**Your task:** Your answer should consist of the lines below that hold the word "Naqb".

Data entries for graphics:
▶

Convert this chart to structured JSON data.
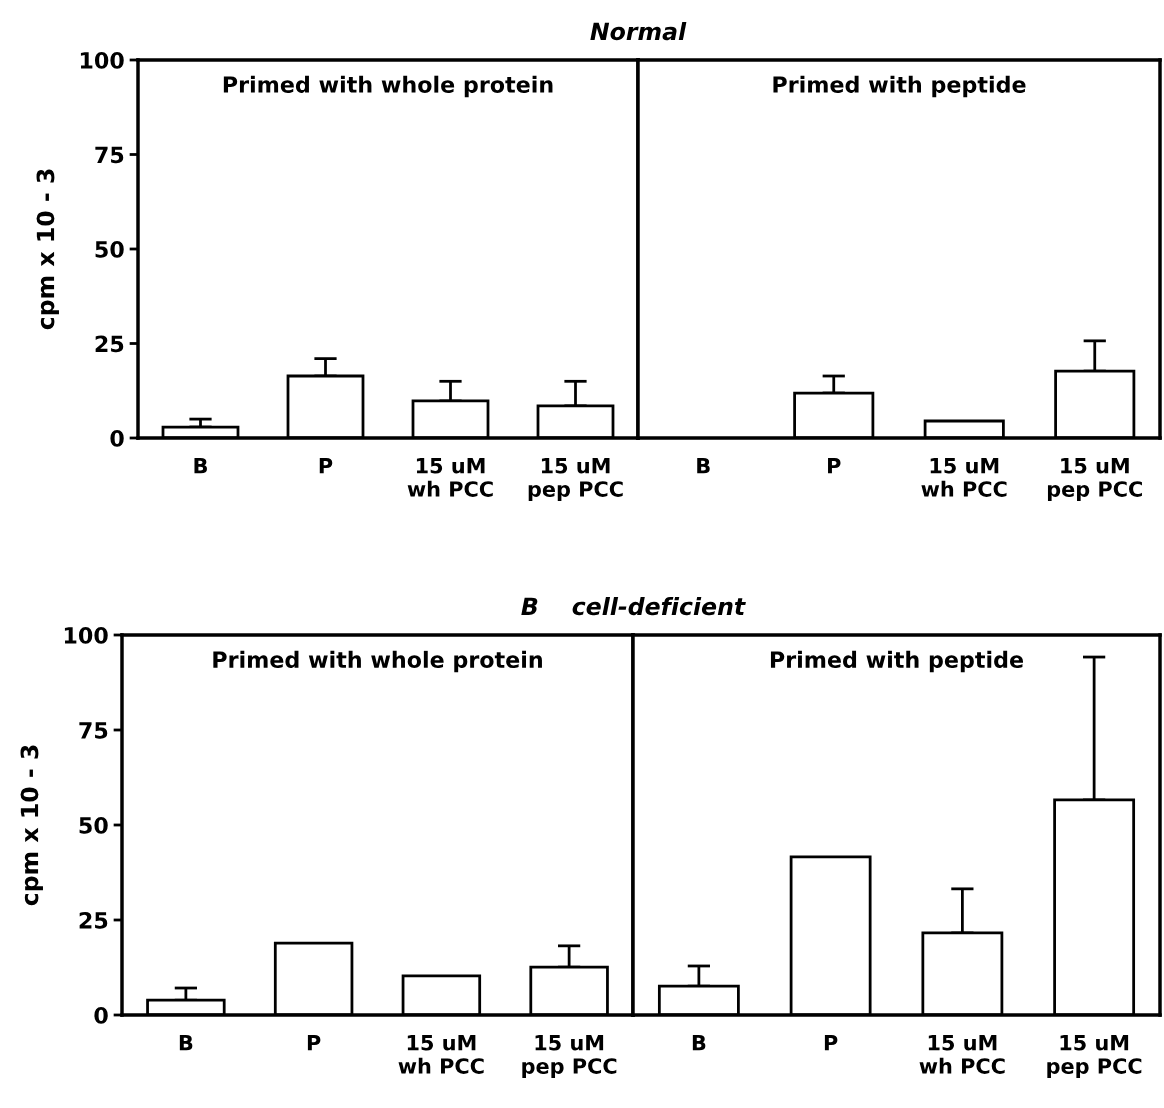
{
  "chart_data": [
    {
      "type": "bar",
      "title": "Primed with whole protein",
      "annotations": [
        "Normal"
      ],
      "ylabel": "cpm x 10 - 3",
      "categories": [
        "B",
        "P",
        "15 uM\nwh PCC",
        "15 uM\npep PCC"
      ],
      "values": [
        2.9,
        16.4,
        9.8,
        8.5
      ],
      "errors": [
        [
          2.9,
          5
        ],
        [
          16.4,
          21
        ],
        [
          9.8,
          15
        ],
        [
          8.5,
          15
        ]
      ],
      "color": "#ffffff",
      "ylim": [
        0,
        100
      ],
      "yticks": [
        0,
        25,
        50,
        75,
        100
      ],
      "grid": false
    },
    {
      "type": "bar",
      "title": "Primed with peptide",
      "categories": [
        "B",
        "P",
        "15 uM\nwh PCC",
        "15 uM\npep PCC"
      ],
      "values": [
        null,
        11.9,
        4.5,
        17.7
      ],
      "errors": [
        null,
        [
          11.9,
          16.4
        ],
        null,
        [
          17.7,
          25.7
        ]
      ],
      "color": "#ffffff",
      "ylim": [
        0,
        100
      ],
      "yticks": [
        0,
        25,
        50,
        75,
        100
      ],
      "tick_labels": "x",
      "grid": false
    },
    {
      "type": "bar",
      "title": "Primed with whole protein",
      "annotations": [
        "B    cell-deficient"
      ],
      "ylabel": "cpm x 10 - 3",
      "categories": [
        "B",
        "P",
        "15 uM\nwh PCC",
        "15 uM\npep PCC"
      ],
      "values": [
        3.9,
        18.9,
        10.3,
        12.6
      ],
      "errors": [
        [
          3.9,
          7.1
        ],
        null,
        null,
        [
          12.6,
          18.2
        ]
      ],
      "color": "#ffffff",
      "ylim": [
        0,
        100
      ],
      "yticks": [
        0,
        25,
        50,
        75,
        100
      ],
      "grid": false
    },
    {
      "type": "bar",
      "title": "Primed with peptide",
      "categories": [
        "B",
        "P",
        "15 uM\nwh PCC",
        "15 uM\npep PCC"
      ],
      "values": [
        7.6,
        41.6,
        21.6,
        56.6
      ],
      "errors": [
        [
          7.6,
          12.9
        ],
        null,
        [
          21.6,
          33.2
        ],
        [
          56.6,
          94.2
        ]
      ],
      "color": "#ffffff",
      "ylim": [
        0,
        100
      ],
      "yticks": [
        0,
        25,
        50,
        75,
        100
      ],
      "tick_labels": "x",
      "grid": false
    }
  ]
}
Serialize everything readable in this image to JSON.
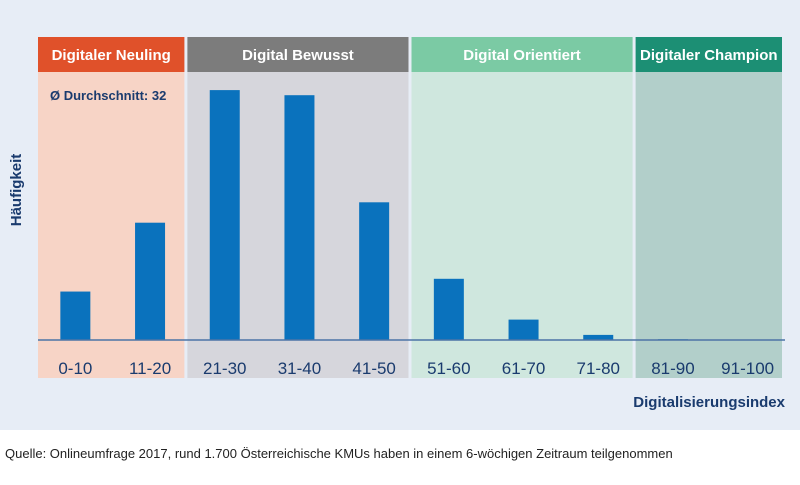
{
  "chart_data": {
    "type": "bar",
    "categories": [
      "0-10",
      "11-20",
      "21-30",
      "31-40",
      "41-50",
      "51-60",
      "61-70",
      "71-80",
      "81-90",
      "91-100"
    ],
    "values": [
      19,
      46,
      98,
      96,
      54,
      24,
      8,
      2,
      0.3,
      0
    ],
    "ylim": [
      0,
      100
    ],
    "ylabel": "Häufigkeit",
    "xlabel": "Digitalisierungsindex",
    "annotation": "Ø Durchschnitt: 32",
    "bar_color": "#0a72bd",
    "grid": false,
    "segments": [
      {
        "label": "Digitaler Neuling",
        "header_color": "#e0512a",
        "band_color": "#f7d4c6",
        "from_index": 0,
        "to_index": 2
      },
      {
        "label": "Digital Bewusst",
        "header_color": "#7c7c7c",
        "band_color": "#d6d6dc",
        "from_index": 2,
        "to_index": 5
      },
      {
        "label": "Digital Orientiert",
        "header_color": "#7bcaa4",
        "band_color": "#cfe7de",
        "from_index": 5,
        "to_index": 8
      },
      {
        "label": "Digitaler Champion",
        "header_color": "#1c8f74",
        "band_color": "#b2cfca",
        "from_index": 8,
        "to_index": 10
      }
    ]
  },
  "footer": {
    "source": "Quelle: Onlineumfrage 2017, rund 1.700 Österreichische KMUs haben in einem 6-wöchigen Zeitraum teilgenommen"
  },
  "colors": {
    "panel_bg": "#e7edf6",
    "text_navy": "#1a3b6e",
    "axis_line": "#4c74a6"
  }
}
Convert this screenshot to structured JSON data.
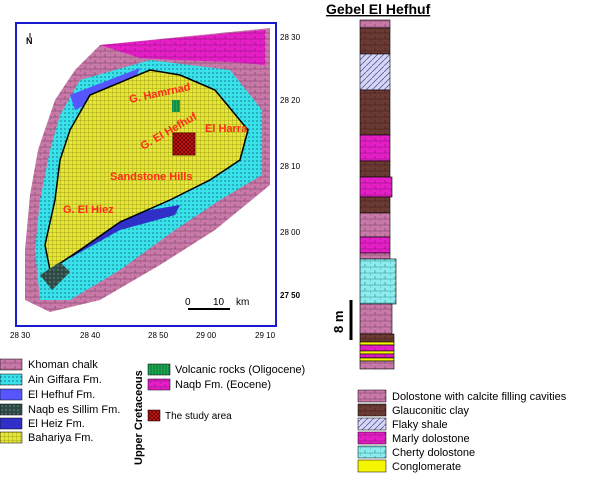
{
  "map": {
    "north_arrow": "N",
    "place_labels": [
      "G. Hamrnad",
      "G. El Hefhuf",
      "El Harra",
      "Sandstone Hills",
      "G. El Hiez"
    ],
    "scale_bar": {
      "start": "0",
      "mid": "10",
      "unit": "km"
    },
    "lat_labels": [
      "28 30",
      "28 20",
      "28 10",
      "28 00",
      "27 50"
    ],
    "lon_labels": [
      "28 30",
      "28 40",
      "28 50",
      "29 00",
      "29 10"
    ]
  },
  "map_legend": {
    "formations": [
      {
        "label": "Khoman chalk",
        "color": "#c879a8"
      },
      {
        "label": "Ain Giffara Fm.",
        "color": "#39e1e8"
      },
      {
        "label": "El Hefhuf Fm.",
        "color": "#5656ff"
      },
      {
        "label": "Naqb es Sillim Fm.",
        "color": "#2e4a44"
      },
      {
        "label": "El Heiz Fm.",
        "color": "#3030c8"
      },
      {
        "label": "Bahariya Fm.",
        "color": "#e6e638"
      }
    ],
    "upper_cretaceous_label": "Upper Cretaceous",
    "other_units": [
      {
        "label": "Volcanic rocks (Oligocene)",
        "color": "#1fa84a"
      },
      {
        "label": "Naqb Fm. (Eocene)",
        "color": "#e61ec8"
      }
    ],
    "study_area": {
      "label": "The study area",
      "color": "#c81414"
    }
  },
  "column": {
    "title": "Gebel El Hefhuf",
    "scale_label": "8 m",
    "units": [
      {
        "label": "Dolostone with calcite filling cavities",
        "color": "#c879a8"
      },
      {
        "label": "Glauconitic clay",
        "color": "#6b3a33"
      },
      {
        "label": "Flaky shale",
        "color": "#c8c8f0"
      },
      {
        "label": "Marly dolostone",
        "color": "#e61ec8"
      },
      {
        "label": "Cherty dolostone",
        "color": "#8cecee"
      },
      {
        "label": "Conglomerate",
        "color": "#f5f500"
      }
    ]
  }
}
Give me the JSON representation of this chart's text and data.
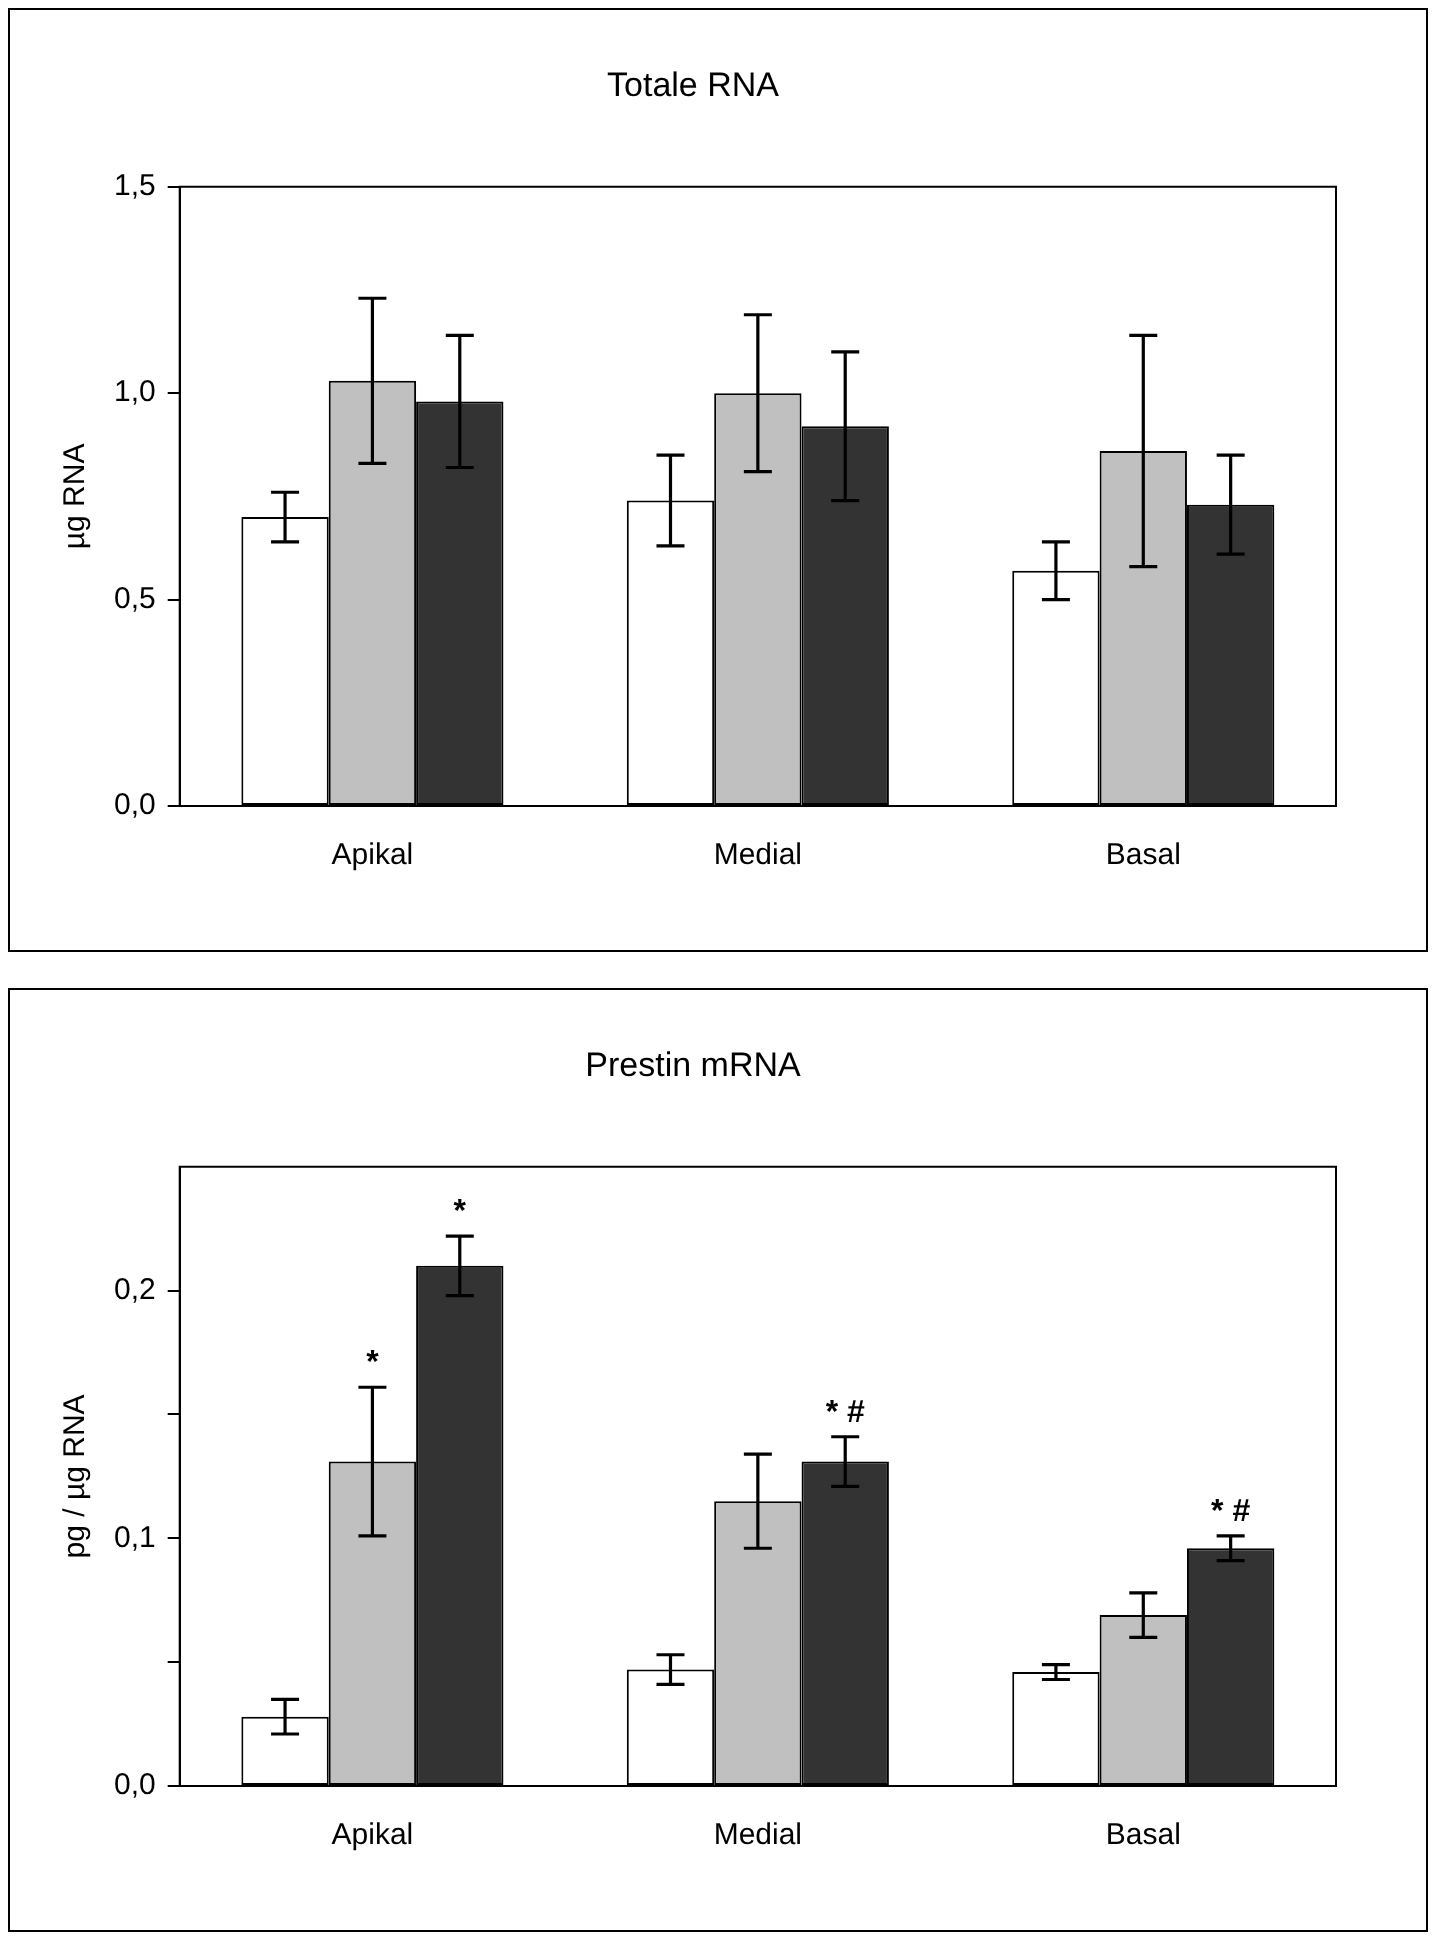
{
  "chart_data": [
    {
      "type": "bar",
      "title": "Totale RNA",
      "ylabel": "µg RNA",
      "categories": [
        "Apikal",
        "Medial",
        "Basal"
      ],
      "ylim": [
        0,
        1.5
      ],
      "yticks": [
        {
          "value": 0,
          "label": "0,0"
        },
        {
          "value": 0.5,
          "label": "0,5"
        },
        {
          "value": 1,
          "label": "1,0"
        },
        {
          "value": 1.5,
          "label": "1,5"
        }
      ],
      "grid": false,
      "legend": false,
      "series": [
        {
          "color": "#ffffff",
          "values": [
            0.7,
            0.74,
            0.57
          ],
          "errors": [
            0.06,
            0.11,
            0.07
          ]
        },
        {
          "color": "#c0c0c0",
          "values": [
            1.03,
            1.0,
            0.86
          ],
          "errors": [
            0.2,
            0.19,
            0.28
          ]
        },
        {
          "color": "#333333",
          "values": [
            0.98,
            0.92,
            0.73
          ],
          "errors": [
            0.16,
            0.18,
            0.12
          ]
        }
      ]
    },
    {
      "type": "bar",
      "title": "Prestin mRNA",
      "ylabel": "pg / µg RNA",
      "categories": [
        "Apikal",
        "Medial",
        "Basal"
      ],
      "ylim": [
        0,
        0.25
      ],
      "yticks": [
        {
          "value": 0,
          "label": "0,0"
        },
        {
          "value": 0.05,
          "label": null
        },
        {
          "value": 0.1,
          "label": "0,1"
        },
        {
          "value": 0.15,
          "label": null
        },
        {
          "value": 0.2,
          "label": "0,2"
        }
      ],
      "grid": false,
      "legend": false,
      "series": [
        {
          "color": "#ffffff",
          "values": [
            0.028,
            0.047,
            0.046
          ],
          "errors": [
            0.007,
            0.006,
            0.003
          ]
        },
        {
          "color": "#c0c0c0",
          "values": [
            0.131,
            0.115,
            0.069
          ],
          "errors": [
            0.03,
            0.019,
            0.009
          ],
          "value_labels": [
            "*",
            null,
            null
          ]
        },
        {
          "color": "#333333",
          "values": [
            0.21,
            0.131,
            0.096
          ],
          "errors": [
            0.012,
            0.01,
            0.005
          ],
          "value_labels": [
            "*",
            "* #",
            "* #"
          ]
        }
      ]
    }
  ]
}
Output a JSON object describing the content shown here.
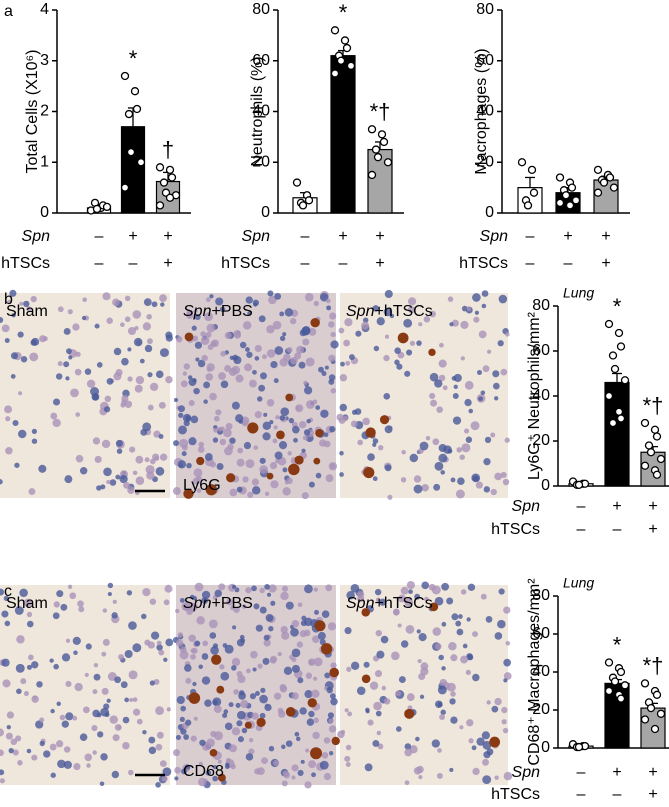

◀

**Solution:**
        "label": "Naqb es Sillim Fm.",
        "label": "Naqb Fm. (Eocene)",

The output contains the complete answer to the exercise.